#### STATED PROBLEM
Each line that holds the word "category" is to be identified and copied.

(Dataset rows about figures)
#####

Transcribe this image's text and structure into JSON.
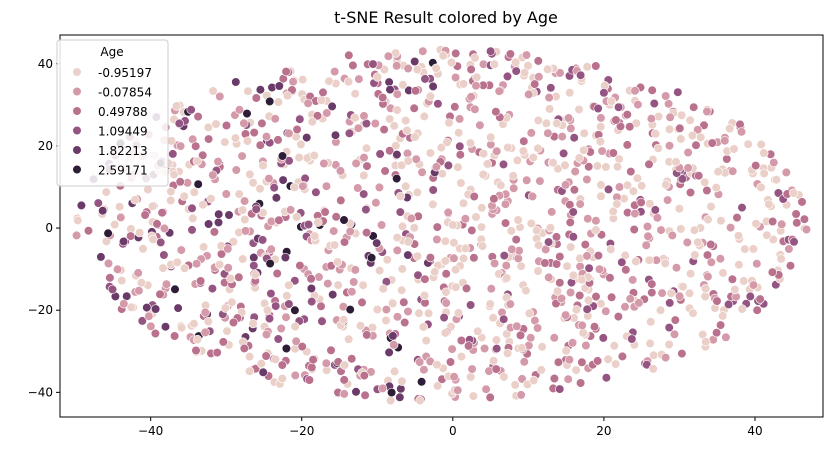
{
  "chart_data": {
    "type": "scatter",
    "title": "t-SNE Result colored by Age",
    "xlabel": "",
    "ylabel": "",
    "xlim": [
      -52,
      49
    ],
    "ylim": [
      -46,
      47
    ],
    "x_ticks": [
      -40,
      -20,
      0,
      20,
      40
    ],
    "y_ticks": [
      -40,
      -20,
      0,
      20,
      40
    ],
    "x_tick_labels": [
      "−40",
      "−20",
      "0",
      "20",
      "40"
    ],
    "y_tick_labels": [
      "−40",
      "−20",
      "0",
      "20",
      "40"
    ],
    "grid": false,
    "legend": {
      "title": "Age",
      "placement": "top-left",
      "entries": [
        {
          "label": "-0.95197",
          "color": "#ebd0c9"
        },
        {
          "label": "-0.07854",
          "color": "#d49aaa"
        },
        {
          "label": "0.49788",
          "color": "#b9718e"
        },
        {
          "label": "1.09449",
          "color": "#955582"
        },
        {
          "label": "1.82213",
          "color": "#6a3b68"
        },
        {
          "label": "2.59171",
          "color": "#2e1d36"
        }
      ]
    },
    "point_count": 1500,
    "distribution_note_hidden": null
  }
}
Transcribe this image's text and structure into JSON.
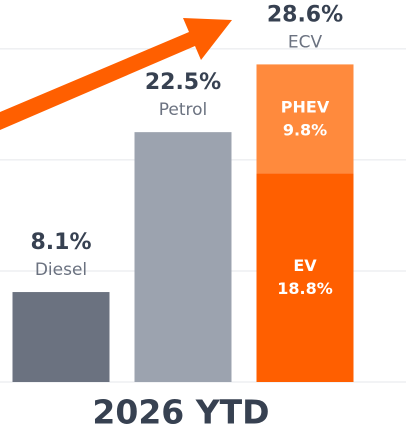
{
  "chart_data": {
    "type": "bar",
    "title": "2026 YTD",
    "ylim": [
      0,
      34.4
    ],
    "yticks": [
      0,
      10,
      20,
      30
    ],
    "grid": true,
    "bars": [
      {
        "category": "Diesel",
        "value": 8.1,
        "value_label": "8.1%",
        "color": "#6b7280"
      },
      {
        "category": "Petrol",
        "value": 22.5,
        "value_label": "22.5%",
        "color": "#9ca3af"
      },
      {
        "category": "ECV",
        "total": 28.6,
        "total_label": "28.6%",
        "segments": [
          {
            "name": "EV",
            "value": 18.8,
            "value_label": "18.8%",
            "color": "#ff5f00"
          },
          {
            "name": "PHEV",
            "value": 9.8,
            "value_label": "9.8%",
            "color": "#ff8a3d"
          }
        ]
      }
    ]
  }
}
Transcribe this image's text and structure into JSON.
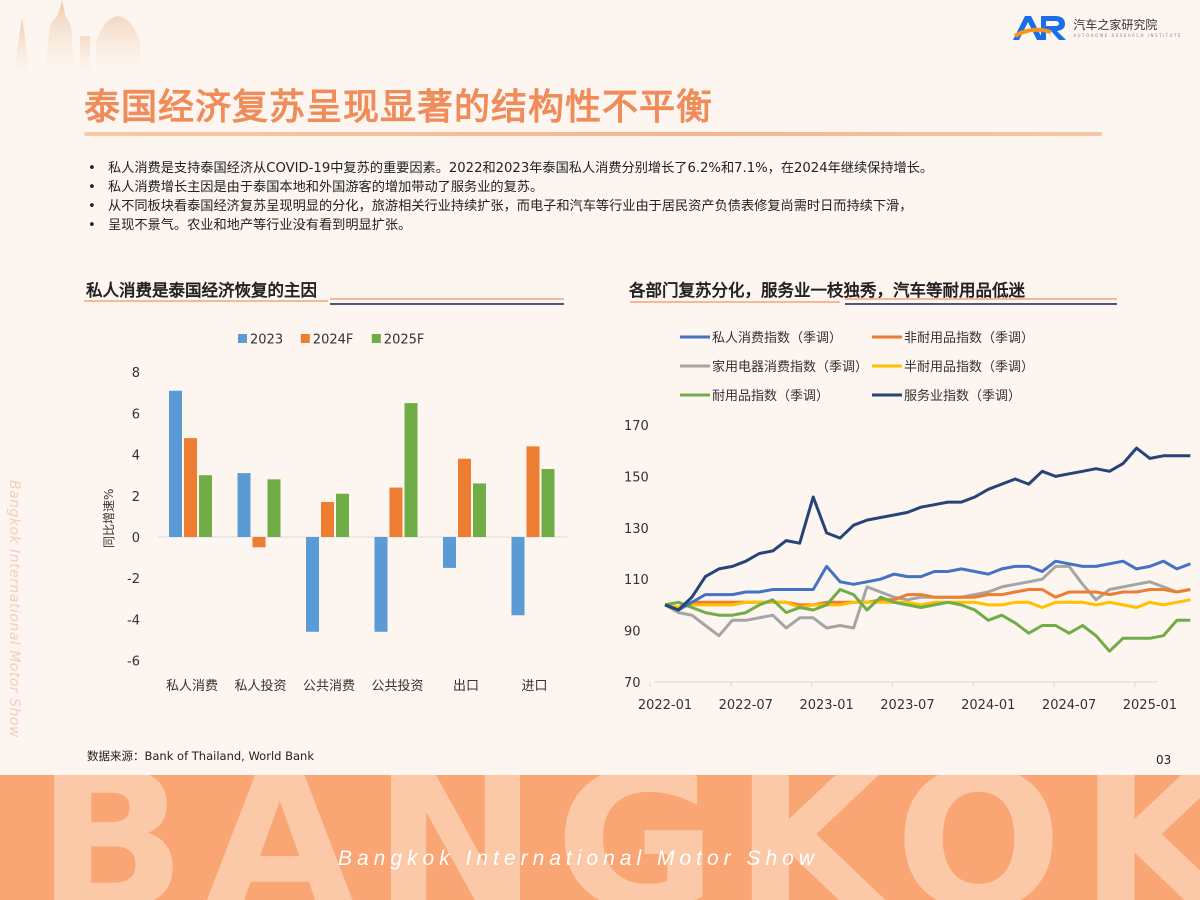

#####

#### ANSWER TO THE TASK
        "category": "Diesel",
        "category": "Petrol",
        "category": "ECV",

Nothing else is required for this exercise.